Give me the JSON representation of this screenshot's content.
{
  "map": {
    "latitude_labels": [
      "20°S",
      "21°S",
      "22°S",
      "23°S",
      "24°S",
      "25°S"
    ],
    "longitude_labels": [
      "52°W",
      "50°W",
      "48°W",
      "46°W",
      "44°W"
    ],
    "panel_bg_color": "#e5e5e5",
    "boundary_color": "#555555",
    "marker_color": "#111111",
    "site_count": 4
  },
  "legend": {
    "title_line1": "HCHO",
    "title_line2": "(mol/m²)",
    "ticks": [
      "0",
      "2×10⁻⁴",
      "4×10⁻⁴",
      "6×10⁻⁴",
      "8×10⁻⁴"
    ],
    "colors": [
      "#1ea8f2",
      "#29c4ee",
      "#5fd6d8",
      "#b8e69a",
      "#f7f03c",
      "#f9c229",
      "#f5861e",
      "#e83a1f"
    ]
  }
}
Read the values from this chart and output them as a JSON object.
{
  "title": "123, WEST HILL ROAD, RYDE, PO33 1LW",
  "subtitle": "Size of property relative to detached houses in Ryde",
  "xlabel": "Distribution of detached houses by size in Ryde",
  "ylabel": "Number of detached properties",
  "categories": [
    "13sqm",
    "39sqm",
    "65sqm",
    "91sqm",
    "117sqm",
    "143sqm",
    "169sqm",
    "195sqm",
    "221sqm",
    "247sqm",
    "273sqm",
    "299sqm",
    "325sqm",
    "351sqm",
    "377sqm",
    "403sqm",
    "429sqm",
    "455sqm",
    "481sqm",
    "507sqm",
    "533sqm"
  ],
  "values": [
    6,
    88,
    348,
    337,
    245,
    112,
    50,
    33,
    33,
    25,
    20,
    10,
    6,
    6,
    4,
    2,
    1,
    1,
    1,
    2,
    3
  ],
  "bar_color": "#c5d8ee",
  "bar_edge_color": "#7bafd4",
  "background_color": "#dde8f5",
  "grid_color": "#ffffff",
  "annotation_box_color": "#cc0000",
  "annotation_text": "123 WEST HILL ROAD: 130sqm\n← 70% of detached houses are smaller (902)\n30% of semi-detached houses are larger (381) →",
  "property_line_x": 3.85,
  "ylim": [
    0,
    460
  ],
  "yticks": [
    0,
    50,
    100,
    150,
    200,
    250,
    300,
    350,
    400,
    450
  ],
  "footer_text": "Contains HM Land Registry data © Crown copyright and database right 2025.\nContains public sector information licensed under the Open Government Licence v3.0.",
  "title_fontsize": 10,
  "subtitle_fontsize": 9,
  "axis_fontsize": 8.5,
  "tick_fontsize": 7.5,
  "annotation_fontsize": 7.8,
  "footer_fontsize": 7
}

--- Exercise details ---
Show the lines of the records that include the string "this".

--- Written response ---
Give me the JSON representation of this screenshot's content.
Read the values from this chart and output them as a JSON object.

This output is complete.